(Recorded data)
☆ ☆ ☆ ☆
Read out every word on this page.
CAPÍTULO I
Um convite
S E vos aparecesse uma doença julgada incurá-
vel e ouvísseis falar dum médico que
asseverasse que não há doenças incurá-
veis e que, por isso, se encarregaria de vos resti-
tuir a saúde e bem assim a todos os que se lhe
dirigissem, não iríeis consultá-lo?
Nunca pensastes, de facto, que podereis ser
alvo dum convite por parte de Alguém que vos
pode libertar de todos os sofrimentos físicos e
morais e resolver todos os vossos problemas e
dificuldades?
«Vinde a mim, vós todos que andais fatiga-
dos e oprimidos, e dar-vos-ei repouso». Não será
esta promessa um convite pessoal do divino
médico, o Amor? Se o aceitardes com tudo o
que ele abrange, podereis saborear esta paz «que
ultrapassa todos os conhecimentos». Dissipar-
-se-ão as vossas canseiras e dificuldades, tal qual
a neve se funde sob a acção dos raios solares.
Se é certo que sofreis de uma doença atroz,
☆ ☆ ☆ ☆
_Aim_
Above are the records; retype them all without a single difference.

_Response to this task_
Read out every word on this page.
CAPÍTULO I
Um convite
S E vos aparecesse uma doença julgada incurá-
vel e ouvísseis falar dum médico que
asseverasse que não há doenças incurá-
veis e que, por isso, se encarregaria de vos resti-
tuir a saúde e bem assim a todos os que se lhe
dirigissem, não iríeis consultá-lo?
Nunca pensastes, de facto, que podereis ser
alvo dum convite por parte de Alguém que vos
pode libertar de todos os sofrimentos físicos e
morais e resolver todos os vossos problemas e
dificuldades?
«Vinde a mim, vós todos que andais fatiga-
dos e oprimidos, e dar-vos-ei repouso». Não será
esta promessa um convite pessoal do divino
médico, o Amor? Se o aceitardes com tudo o
que ele abrange, podereis saborear esta paz «que
ultrapassa todos os conhecimentos». Dissipar-
-se-ão as vossas canseiras e dificuldades, tal qual
a neve se funde sob a acção dos raios solares.
Se é certo que sofreis de uma doença atroz,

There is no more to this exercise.